Stated goal: The records below should be written out again, exactly.

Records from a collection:
===============

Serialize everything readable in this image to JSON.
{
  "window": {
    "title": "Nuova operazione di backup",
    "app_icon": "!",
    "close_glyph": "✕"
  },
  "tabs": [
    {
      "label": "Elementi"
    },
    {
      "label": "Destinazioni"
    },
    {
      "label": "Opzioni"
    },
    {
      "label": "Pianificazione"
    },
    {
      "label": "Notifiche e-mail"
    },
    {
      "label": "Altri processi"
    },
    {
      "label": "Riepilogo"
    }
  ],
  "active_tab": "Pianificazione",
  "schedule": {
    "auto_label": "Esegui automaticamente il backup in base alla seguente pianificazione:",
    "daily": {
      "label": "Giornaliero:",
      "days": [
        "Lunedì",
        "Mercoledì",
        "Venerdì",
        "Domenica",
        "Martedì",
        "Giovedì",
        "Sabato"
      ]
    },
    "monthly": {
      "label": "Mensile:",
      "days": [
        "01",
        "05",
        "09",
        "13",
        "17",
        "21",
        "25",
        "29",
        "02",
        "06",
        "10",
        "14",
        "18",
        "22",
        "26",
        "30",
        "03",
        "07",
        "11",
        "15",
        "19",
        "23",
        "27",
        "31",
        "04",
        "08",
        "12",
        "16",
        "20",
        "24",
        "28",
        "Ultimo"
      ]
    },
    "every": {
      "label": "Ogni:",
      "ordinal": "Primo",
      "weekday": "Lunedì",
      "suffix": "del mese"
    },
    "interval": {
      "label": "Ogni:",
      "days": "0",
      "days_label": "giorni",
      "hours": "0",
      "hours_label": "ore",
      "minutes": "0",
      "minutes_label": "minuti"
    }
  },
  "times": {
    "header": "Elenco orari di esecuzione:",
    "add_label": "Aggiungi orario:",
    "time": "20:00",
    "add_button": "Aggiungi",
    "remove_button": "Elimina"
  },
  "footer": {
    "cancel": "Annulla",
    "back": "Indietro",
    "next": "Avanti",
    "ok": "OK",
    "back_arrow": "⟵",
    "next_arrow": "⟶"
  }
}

===============

Response to the exercise:
Serialize everything readable in this image to JSON.
{
  "window": {
    "title": "Nuova operazione di backup",
    "app_icon": "!",
    "close_glyph": "✕"
  },
  "tabs": [
    {
      "label": "Elementi"
    },
    {
      "label": "Destinazioni"
    },
    {
      "label": "Opzioni"
    },
    {
      "label": "Pianificazione"
    },
    {
      "label": "Notifiche e-mail"
    },
    {
      "label": "Altri processi"
    },
    {
      "label": "Riepilogo"
    }
  ],
  "active_tab": "Pianificazione",
  "schedule": {
    "auto_label": "Esegui automaticamente il backup in base alla seguente pianificazione:",
    "daily": {
      "label": "Giornaliero:",
      "days": [
        "Lunedì",
        "Mercoledì",
        "Venerdì",
        "Domenica",
        "Martedì",
        "Giovedì",
        "Sabato"
      ]
    },
    "monthly": {
      "label": "Mensile:",
      "days": [
        "01",
        "05",
        "09",
        "13",
        "17",
        "21",
        "25",
        "29",
        "02",
        "06",
        "10",
        "14",
        "18",
        "22",
        "26",
        "30",
        "03",
        "07",
        "11",
        "15",
        "19",
        "23",
        "27",
        "31",
        "04",
        "08",
        "12",
        "16",
        "20",
        "24",
        "28",
        "Ultimo"
      ]
    },
    "every": {
      "label": "Ogni:",
      "ordinal": "Primo",
      "weekday": "Lunedì",
      "suffix": "del mese"
    },
    "interval": {
      "label": "Ogni:",
      "days": "0",
      "days_label": "giorni",
      "hours": "0",
      "hours_label": "ore",
      "minutes": "0",
      "minutes_label": "minuti"
    }
  },
  "times": {
    "header": "Elenco orari di esecuzione:",
    "add_label": "Aggiungi orario:",
    "time": "20:00",
    "add_button": "Aggiungi",
    "remove_button": "Elimina"
  },
  "footer": {
    "cancel": "Annulla",
    "back": "Indietro",
    "next": "Avanti",
    "ok": "OK",
    "back_arrow": "⟵",
    "next_arrow": "⟶"
  }
}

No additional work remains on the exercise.